Wenn Mütter ihre Kinder töten

– eine Untersuchung von -Neonatizid und Infantizid unter besonderer Berücksichtigung sozialbiographischer Bezüge: Aktuelle Befunde aus einem Forschungsprojekt (2010 – Jan. 2014)

Begrifflichkeiten:


Der Terminus des Neonatizid ist an einen zeitlichen Rahmen gekoppelt: Er ist ausschließlich dann zu verwenden, wenn die Tötung des Kindes in den ersten 24 h nach der Geburt erfolgt.6 Alle späteren Kindstötungen werden dem Begriff des Infantizid zugeordnet.

 

 

Forschungsergebnisse:

Innerhalb der Lebensgeschichte der Täterinnen erstreckt sich eine Reihe von prägenden Einflussfaktoren auf den Entwicklungsverlauf, die bis in das Stadium der frühen Kindheit verfolgbar sind. Die Biografien legen dar, dass die überwiegende Mehrheit der Täterinnen in einem dissozialen Herkunftsmilieu aufgewachsen ist. Die Paarbeziehung der Eltern kann vielfach als desolat und zerrüttet beurteilt werden. Charakteristische Problemlagen resultieren beispielsweise aus einer Alkoholabhängigkeit eines Elternteiles (zumeist der Vater oder Stiefvater), Langzeitarbeitslosigkeit, Kommunikationsdefiziten, sozialer Deprivation und fehlenden Ressourcen zur Krisenbewältigung. Gelegentlich ist ein hohes Potenzial an häuslicher Gewalt erkennbar. In einigen Fallbeispielen nahm die Abwesenheit der Mutter, z.B. durch frühzeitigen Tod aufgrund einer schweren Erkrankung, durch Heimaufenthalte oder in ganz seltenen Ausnahmen durch eine intensive Arbeitsbelastung, einen kritischen Einfluss.

### [Schriftliche Aufgabe 1]
Beantworten Sie zur Untersuchung über Neonatizid und Infantizid folgende Fragen:
(a) Innerhalb welcher Zeitspanne nach der Geburt muss die Tötung eines Kindes erfolgen, damit der Begriff Neonatizid verwendet wird?
(b) In welchem Herkunftsmilieu ist laut den Biografien die überwiegende Mehrheit der Täterinnen aufgewachsen?
(c) Welchen Zeitraum umfasst das Forschungsprojekt?
Die Einträge stehen in keinerlei Zusammenhang mit dem Dokumenttext.

### [Einträge]
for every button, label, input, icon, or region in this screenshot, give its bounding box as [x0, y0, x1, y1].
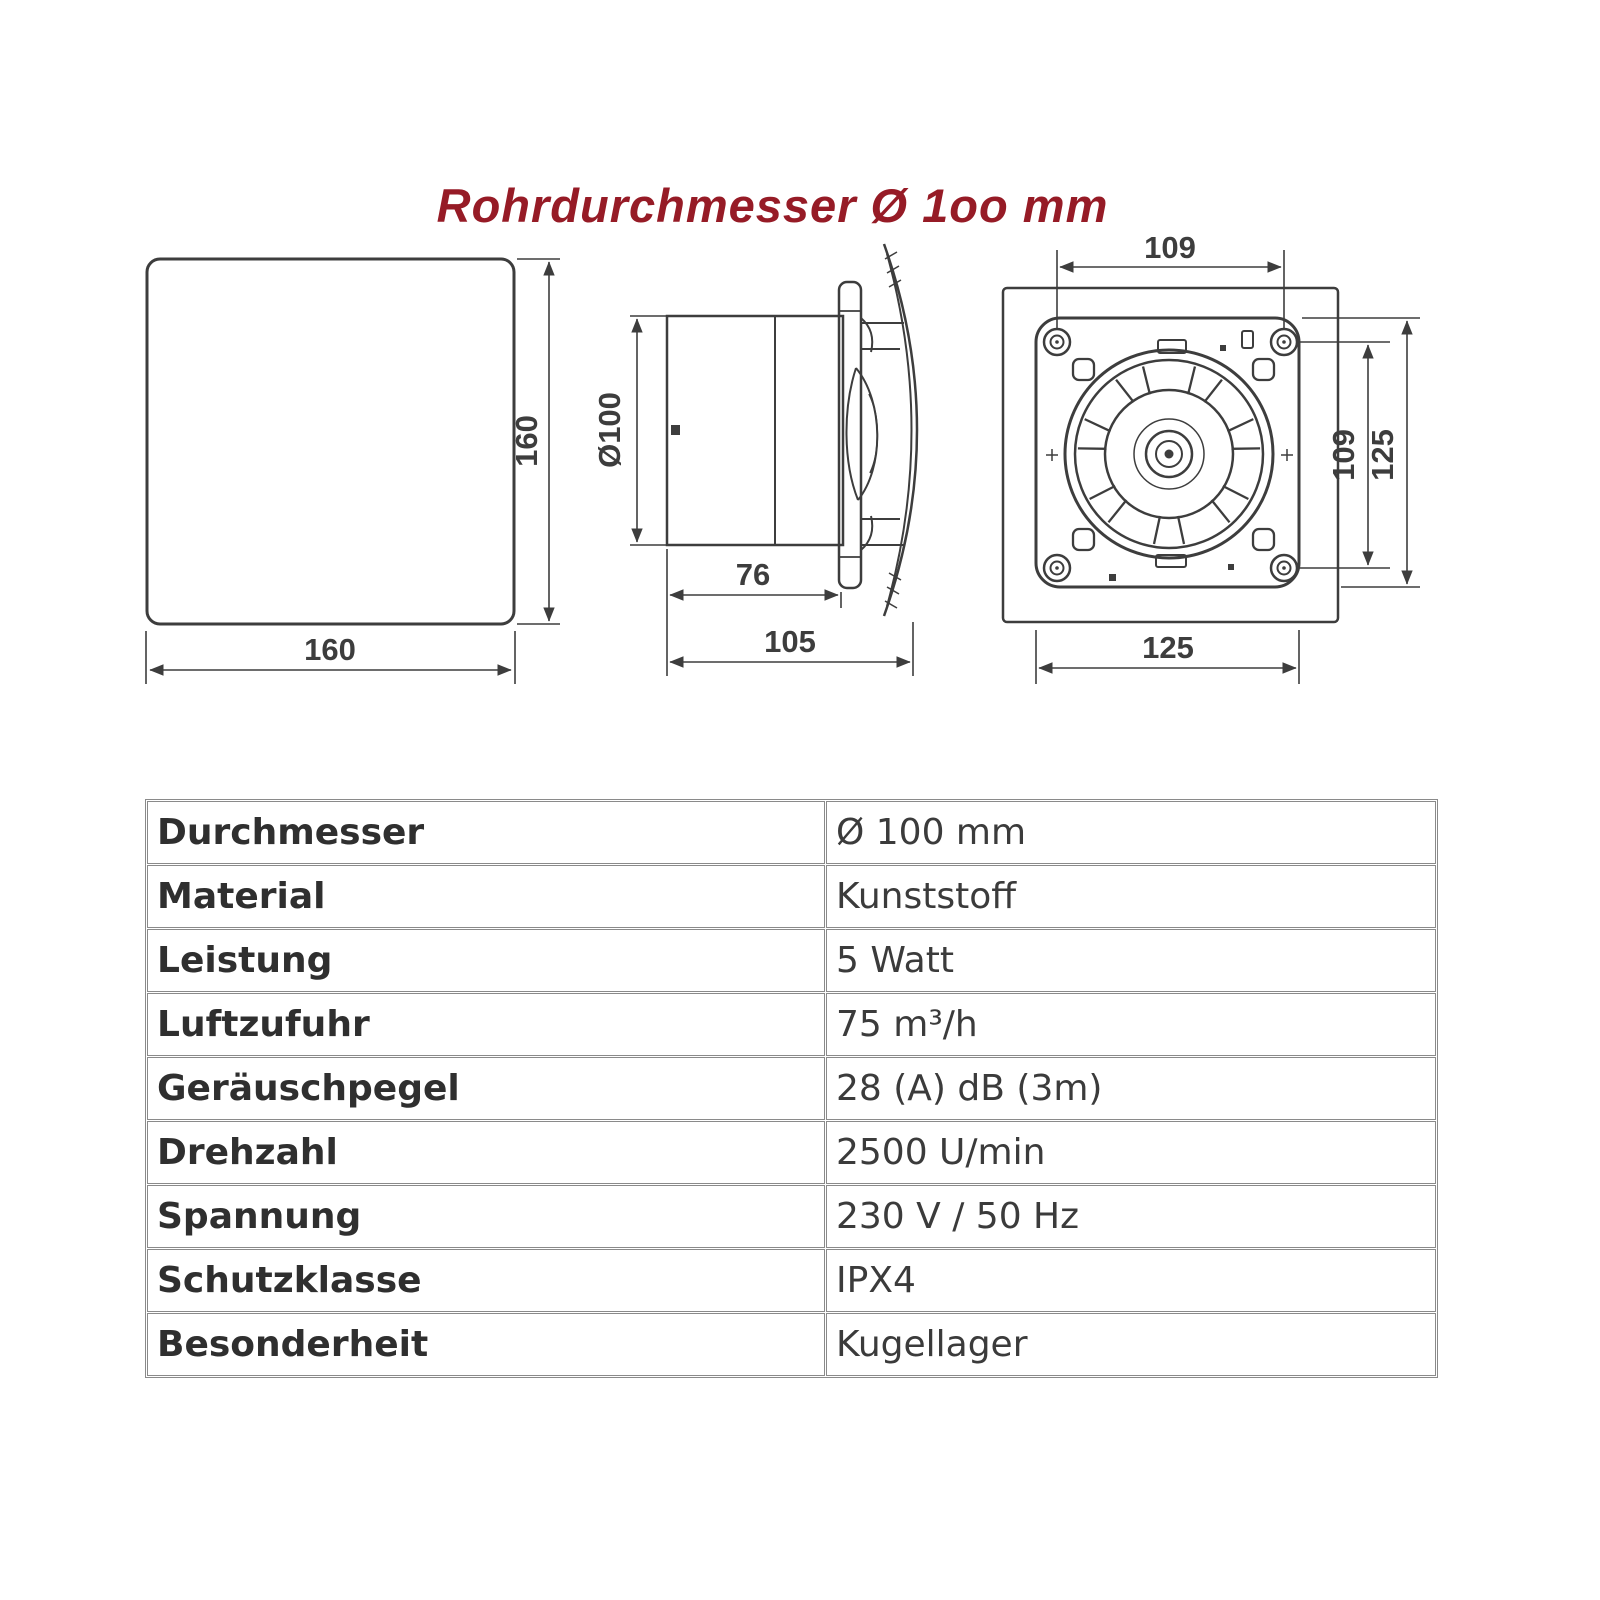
side-view-drawing — [592, 244, 917, 676]
table-row — [147, 1185, 1436, 1248]
spec-value: 28 (A) dB (3m) — [826, 1057, 1436, 1120]
front-width-label: 160 — [304, 632, 356, 667]
front-height-label: 160 — [509, 415, 544, 467]
table-row — [147, 993, 1436, 1056]
spec-value: Kugellager — [826, 1313, 1436, 1376]
table-row — [147, 1313, 1436, 1376]
spec-label: Leistung — [147, 929, 825, 992]
body-seam-mark — [671, 425, 680, 435]
side-diameter-label: Ø100 — [592, 392, 627, 468]
spec-label: Besonderheit — [147, 1313, 825, 1376]
table-row — [147, 1121, 1436, 1184]
spec-label: Material — [147, 865, 825, 928]
table-row — [147, 1057, 1436, 1120]
spec-table — [145, 799, 1438, 1378]
table-row — [147, 1249, 1436, 1312]
spec-label: Drehzahl — [147, 1121, 825, 1184]
back-view-drawing — [1003, 230, 1420, 684]
back-side-spacing-label: 109 — [1326, 429, 1361, 481]
table-row — [147, 865, 1436, 928]
page-title: Rohrdurchmesser Ø 1oo mm — [436, 179, 1109, 232]
table-row — [147, 801, 1436, 864]
side-total-depth-label: 105 — [764, 624, 816, 659]
spec-label: Geräuschpegel — [147, 1057, 825, 1120]
side-duct-depth-label: 76 — [735, 557, 771, 592]
spec-value: 2500 U/min — [826, 1121, 1436, 1184]
fan-impeller — [1065, 350, 1273, 558]
spec-value: 230 V / 50 Hz — [826, 1185, 1436, 1248]
spec-value: IPX4 — [826, 1249, 1436, 1312]
back-bottom-size-label: 125 — [1142, 630, 1194, 665]
back-side-size-label: 125 — [1365, 429, 1400, 481]
fan-body-outline — [667, 316, 843, 545]
spec-label: Durchmesser — [147, 801, 825, 864]
back-top-spacing-label: 109 — [1144, 230, 1196, 265]
spec-value: Kunststoff — [826, 865, 1436, 928]
front-panel-outline — [147, 259, 514, 624]
spec-label: Schutzklasse — [147, 1249, 825, 1312]
technical-drawings — [0, 0, 1600, 760]
spec-table-body — [147, 801, 1436, 1376]
spec-value: Ø 100 mm — [826, 801, 1436, 864]
table-row — [147, 929, 1436, 992]
spec-value: 5 Watt — [826, 929, 1436, 992]
front-view-drawing — [146, 259, 560, 684]
spec-label: Luftzufuhr — [147, 993, 825, 1056]
spec-value: 75 m³/h — [826, 993, 1436, 1056]
spec-label: Spannung — [147, 1185, 825, 1248]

### [Schriftliche Aufgabe 2]
Aktualisieren Sie in den Einträgen die Zeilen zwischen der Zeile mit „side-view-drawing — [592, 244, 917, 676]“ und der Zeile mit „spec-value: 2500 U/min“, beide eingeschlossen, indem Sie „table-row“ durch „spec-row“ ersetzen und alles Übrige unverändert lassen. Geben Sie ausschließlich diese Zeilen wieder.

### [Korrektes Ergebnis 1]
(a) In den ersten 24 Stunden nach der Geburt.
(b) In einem dissozialen Herkunftsmilieu.
(c) Von 2010 bis Januar 2014.

### [Korrektes Ergebnis 2]
side-view-drawing — [592, 244, 917, 676]
spec-row — [147, 1185, 1436, 1248]
spec-value: 28 (A) dB (3m) — [826, 1057, 1436, 1120]
front-width-label: 160 — [304, 632, 356, 667]
front-height-label: 160 — [509, 415, 544, 467]
spec-row — [147, 993, 1436, 1056]
spec-value: Kugellager — [826, 1313, 1436, 1376]
spec-row — [147, 1313, 1436, 1376]
spec-label: Leistung — [147, 929, 825, 992]
body-seam-mark — [671, 425, 680, 435]
side-diameter-label: Ø100 — [592, 392, 627, 468]
spec-label: Besonderheit — [147, 1313, 825, 1376]
spec-row — [147, 1121, 1436, 1184]
spec-label: Material — [147, 865, 825, 928]
spec-row — [147, 1057, 1436, 1120]
spec-table — [145, 799, 1438, 1378]
spec-row — [147, 1249, 1436, 1312]
spec-label: Drehzahl — [147, 1121, 825, 1184]
back-view-drawing — [1003, 230, 1420, 684]
back-side-spacing-label: 109 — [1326, 429, 1361, 481]
spec-row — [147, 865, 1436, 928]
page-title: Rohrdurchmesser Ø 1oo mm — [436, 179, 1109, 232]
spec-row — [147, 801, 1436, 864]
side-total-depth-label: 105 — [764, 624, 816, 659]
spec-label: Geräuschpegel — [147, 1057, 825, 1120]
side-duct-depth-label: 76 — [735, 557, 771, 592]
spec-value: 2500 U/min — [826, 1121, 1436, 1184]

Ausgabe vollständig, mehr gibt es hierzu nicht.